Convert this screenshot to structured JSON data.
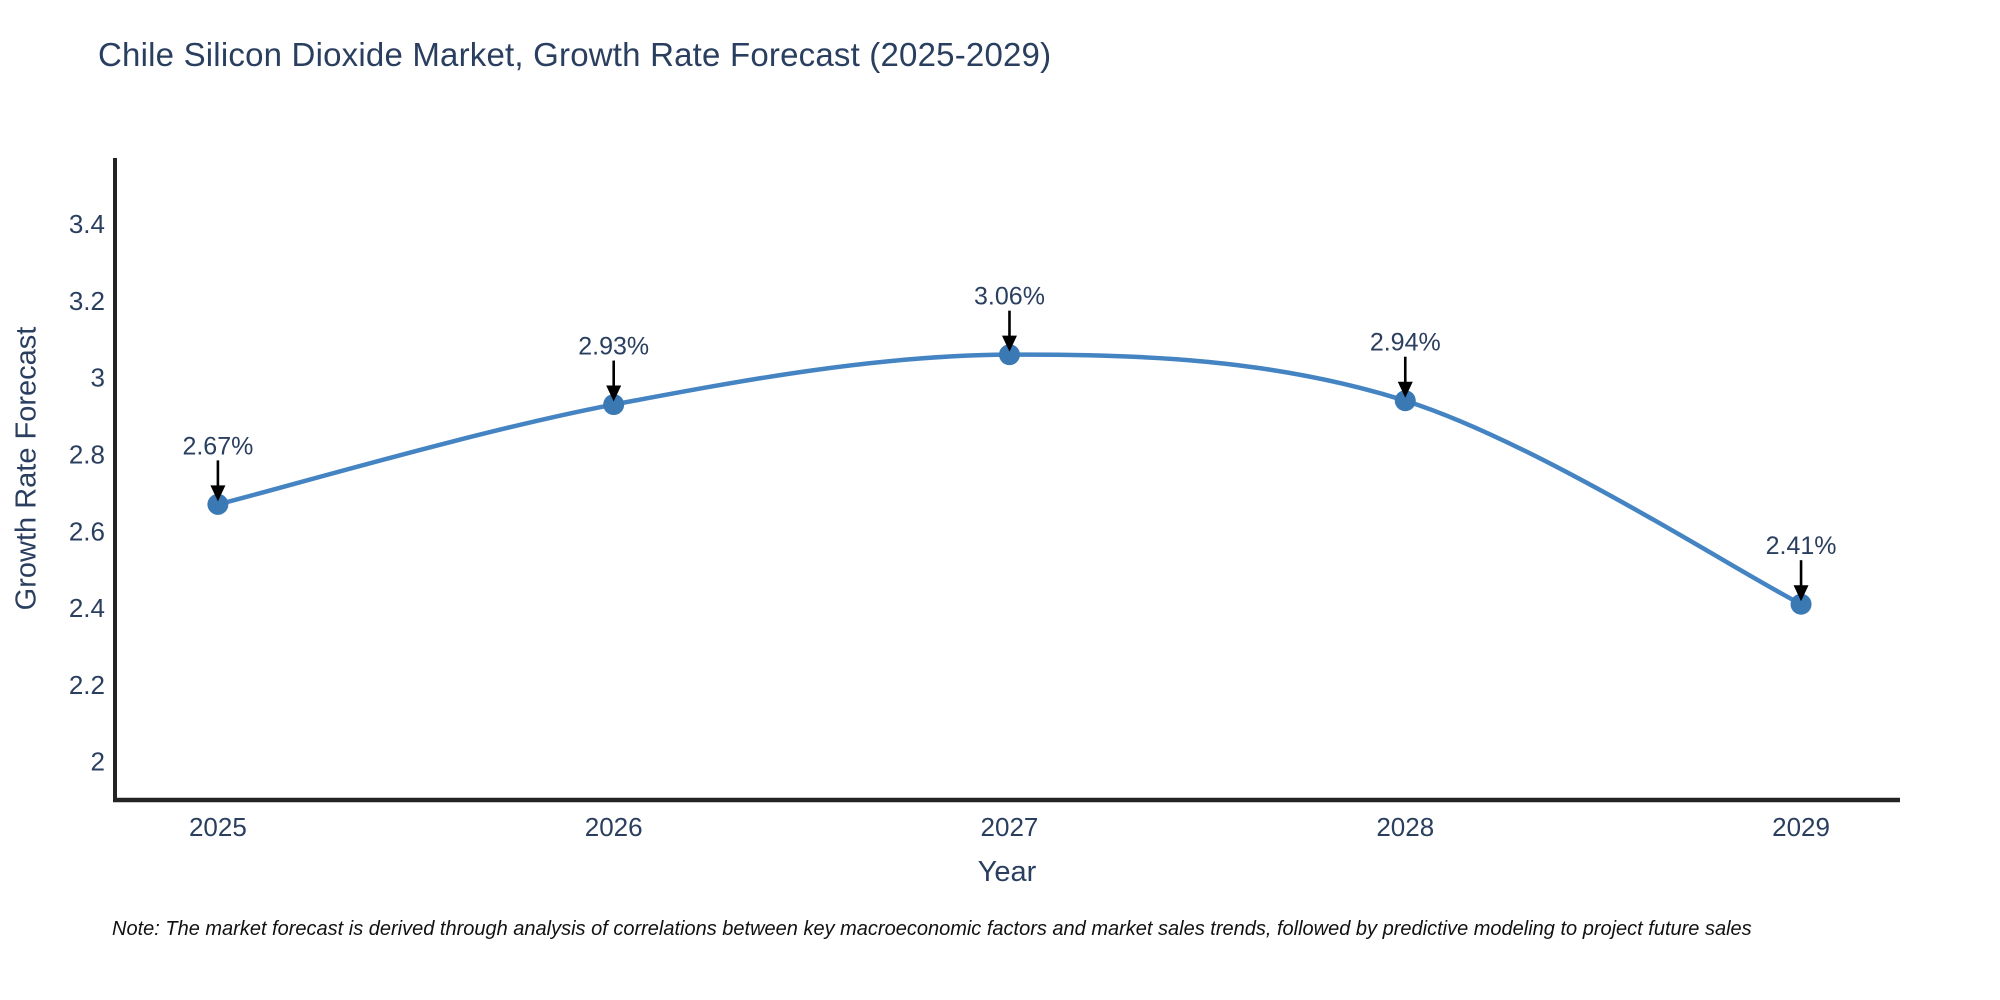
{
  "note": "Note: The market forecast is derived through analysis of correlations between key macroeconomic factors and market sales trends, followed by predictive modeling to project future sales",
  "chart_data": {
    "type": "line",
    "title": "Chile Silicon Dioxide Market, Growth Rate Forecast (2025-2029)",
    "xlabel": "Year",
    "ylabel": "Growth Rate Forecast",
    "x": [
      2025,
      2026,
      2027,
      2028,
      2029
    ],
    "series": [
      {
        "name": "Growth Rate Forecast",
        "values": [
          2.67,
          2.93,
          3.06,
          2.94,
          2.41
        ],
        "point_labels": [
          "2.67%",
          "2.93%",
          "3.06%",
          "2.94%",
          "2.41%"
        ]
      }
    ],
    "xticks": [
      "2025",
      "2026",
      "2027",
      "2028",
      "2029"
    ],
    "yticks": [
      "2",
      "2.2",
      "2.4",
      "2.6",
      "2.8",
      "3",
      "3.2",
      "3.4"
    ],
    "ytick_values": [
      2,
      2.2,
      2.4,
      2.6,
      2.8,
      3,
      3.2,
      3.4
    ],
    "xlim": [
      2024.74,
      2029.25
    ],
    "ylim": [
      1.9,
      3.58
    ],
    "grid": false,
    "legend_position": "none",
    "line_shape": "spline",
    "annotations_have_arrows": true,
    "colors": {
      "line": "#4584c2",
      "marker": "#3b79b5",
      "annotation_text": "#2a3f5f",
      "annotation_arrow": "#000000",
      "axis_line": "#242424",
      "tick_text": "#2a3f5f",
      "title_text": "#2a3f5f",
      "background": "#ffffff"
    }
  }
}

*****

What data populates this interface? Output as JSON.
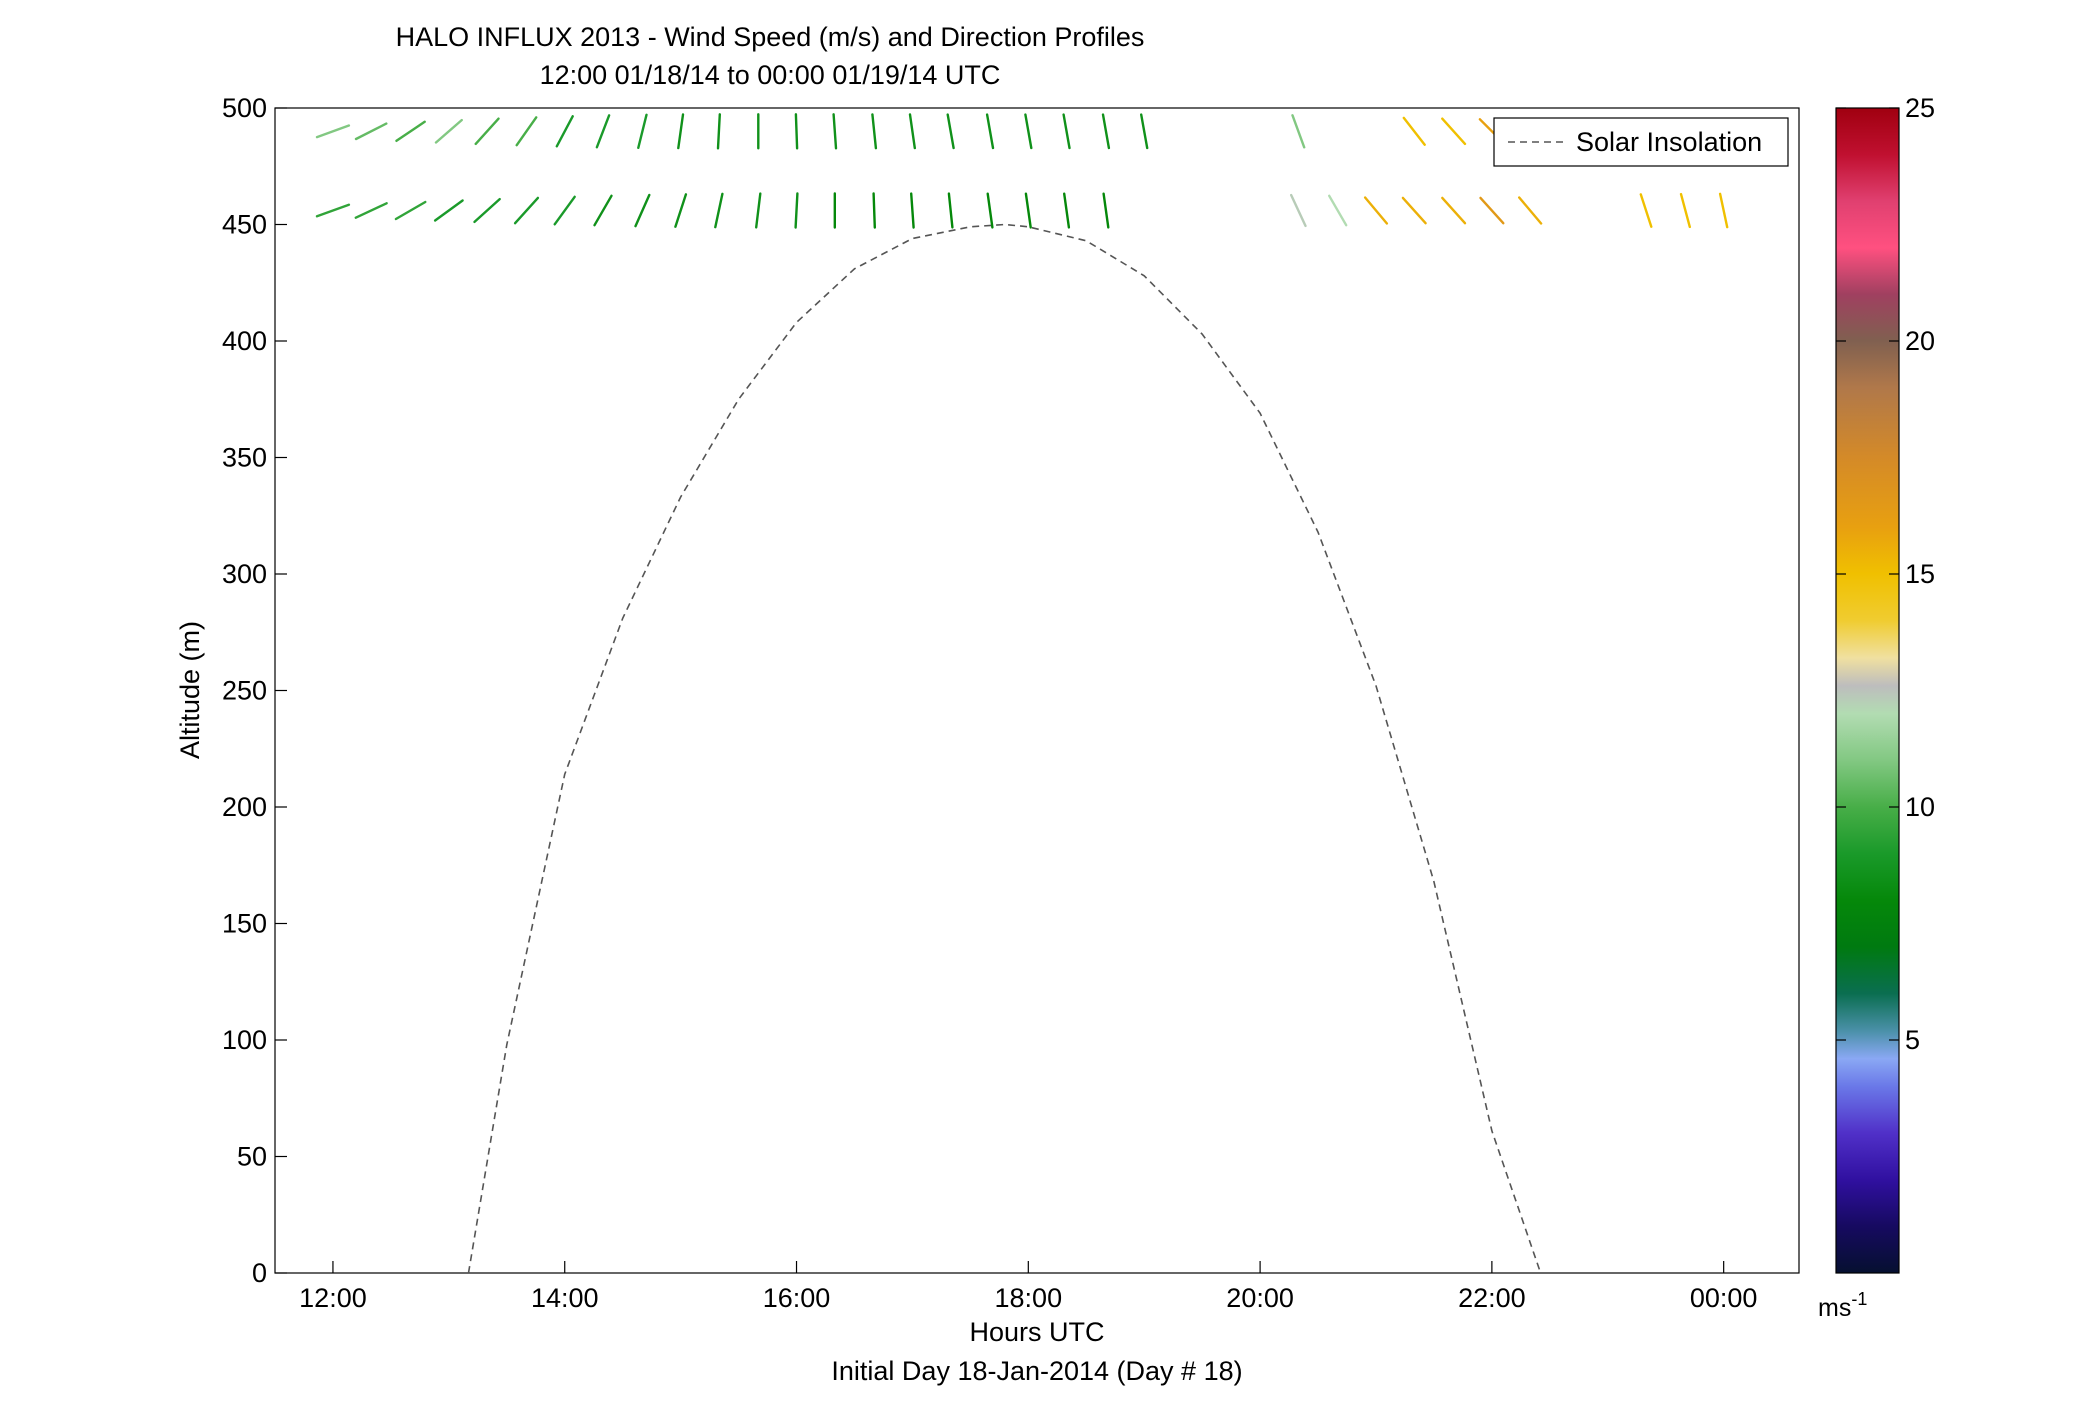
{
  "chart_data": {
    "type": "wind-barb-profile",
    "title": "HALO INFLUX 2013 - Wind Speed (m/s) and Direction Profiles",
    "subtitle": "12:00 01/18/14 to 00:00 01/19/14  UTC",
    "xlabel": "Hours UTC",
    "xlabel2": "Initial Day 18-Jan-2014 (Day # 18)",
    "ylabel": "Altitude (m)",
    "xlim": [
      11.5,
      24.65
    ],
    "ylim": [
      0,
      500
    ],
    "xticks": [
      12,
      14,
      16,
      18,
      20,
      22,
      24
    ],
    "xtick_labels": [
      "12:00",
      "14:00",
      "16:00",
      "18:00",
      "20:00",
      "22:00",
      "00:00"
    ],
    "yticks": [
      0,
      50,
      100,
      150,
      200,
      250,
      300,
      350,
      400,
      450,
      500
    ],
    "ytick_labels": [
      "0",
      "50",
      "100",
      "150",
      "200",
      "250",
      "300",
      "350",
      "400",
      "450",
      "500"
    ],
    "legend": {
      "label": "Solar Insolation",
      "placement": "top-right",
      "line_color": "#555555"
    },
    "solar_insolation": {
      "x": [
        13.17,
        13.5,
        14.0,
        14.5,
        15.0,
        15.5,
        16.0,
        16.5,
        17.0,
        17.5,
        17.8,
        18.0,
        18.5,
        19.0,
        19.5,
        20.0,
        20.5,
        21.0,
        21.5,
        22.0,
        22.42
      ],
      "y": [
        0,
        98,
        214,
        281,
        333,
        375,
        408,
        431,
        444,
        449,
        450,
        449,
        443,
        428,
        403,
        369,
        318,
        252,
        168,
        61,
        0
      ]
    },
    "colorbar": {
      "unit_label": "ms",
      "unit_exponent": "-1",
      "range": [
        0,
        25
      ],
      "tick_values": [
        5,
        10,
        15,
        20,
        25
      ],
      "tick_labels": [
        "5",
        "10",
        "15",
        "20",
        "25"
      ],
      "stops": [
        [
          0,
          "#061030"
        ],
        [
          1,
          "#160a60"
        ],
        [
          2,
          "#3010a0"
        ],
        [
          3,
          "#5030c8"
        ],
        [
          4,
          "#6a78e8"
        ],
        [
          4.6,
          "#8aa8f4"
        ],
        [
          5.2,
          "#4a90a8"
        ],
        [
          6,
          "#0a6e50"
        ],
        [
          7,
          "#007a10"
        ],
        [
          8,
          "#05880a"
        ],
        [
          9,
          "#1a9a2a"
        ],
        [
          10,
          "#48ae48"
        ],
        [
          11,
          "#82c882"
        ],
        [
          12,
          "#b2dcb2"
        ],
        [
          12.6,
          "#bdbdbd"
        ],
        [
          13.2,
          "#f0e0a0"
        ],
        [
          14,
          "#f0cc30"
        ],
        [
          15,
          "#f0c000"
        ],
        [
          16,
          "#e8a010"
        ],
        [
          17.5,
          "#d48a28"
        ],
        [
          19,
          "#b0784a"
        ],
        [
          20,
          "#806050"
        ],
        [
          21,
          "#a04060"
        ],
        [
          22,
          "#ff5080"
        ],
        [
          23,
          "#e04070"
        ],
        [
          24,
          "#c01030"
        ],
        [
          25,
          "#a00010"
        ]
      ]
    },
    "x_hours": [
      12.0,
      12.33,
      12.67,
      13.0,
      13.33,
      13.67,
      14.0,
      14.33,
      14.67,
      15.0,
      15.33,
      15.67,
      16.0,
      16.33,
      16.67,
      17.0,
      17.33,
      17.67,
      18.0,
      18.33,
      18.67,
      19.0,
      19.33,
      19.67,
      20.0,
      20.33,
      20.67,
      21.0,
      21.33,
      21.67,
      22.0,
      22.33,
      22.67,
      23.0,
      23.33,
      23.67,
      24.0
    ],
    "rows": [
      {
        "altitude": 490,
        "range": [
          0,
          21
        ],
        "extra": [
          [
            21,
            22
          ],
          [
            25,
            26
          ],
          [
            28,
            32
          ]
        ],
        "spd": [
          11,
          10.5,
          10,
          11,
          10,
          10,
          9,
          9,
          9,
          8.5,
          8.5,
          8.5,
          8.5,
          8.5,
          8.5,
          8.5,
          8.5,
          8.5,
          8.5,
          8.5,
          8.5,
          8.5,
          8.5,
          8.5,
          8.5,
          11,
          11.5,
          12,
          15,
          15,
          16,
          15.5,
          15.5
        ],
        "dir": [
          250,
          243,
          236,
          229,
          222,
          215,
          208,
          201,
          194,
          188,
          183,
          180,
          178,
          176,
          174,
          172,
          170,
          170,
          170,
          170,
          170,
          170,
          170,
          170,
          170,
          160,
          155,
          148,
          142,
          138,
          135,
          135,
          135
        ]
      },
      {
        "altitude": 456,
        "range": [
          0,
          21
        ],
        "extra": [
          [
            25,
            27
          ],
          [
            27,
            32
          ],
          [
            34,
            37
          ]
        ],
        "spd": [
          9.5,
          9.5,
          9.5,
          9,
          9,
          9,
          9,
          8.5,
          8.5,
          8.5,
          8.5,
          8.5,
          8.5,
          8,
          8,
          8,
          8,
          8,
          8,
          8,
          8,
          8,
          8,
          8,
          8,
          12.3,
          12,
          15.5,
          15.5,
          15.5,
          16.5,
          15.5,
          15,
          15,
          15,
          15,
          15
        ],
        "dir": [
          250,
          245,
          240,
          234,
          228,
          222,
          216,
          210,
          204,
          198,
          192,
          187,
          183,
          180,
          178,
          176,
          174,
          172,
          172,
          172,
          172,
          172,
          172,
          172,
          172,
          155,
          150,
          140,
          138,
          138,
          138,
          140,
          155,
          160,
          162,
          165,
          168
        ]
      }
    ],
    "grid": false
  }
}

*****

● **Written instruction**
All lines above containing the string "this" are to be collected.

● **Response**
Convert this screenshot to structured JSON data.
What data populates this interface? Output as JSON.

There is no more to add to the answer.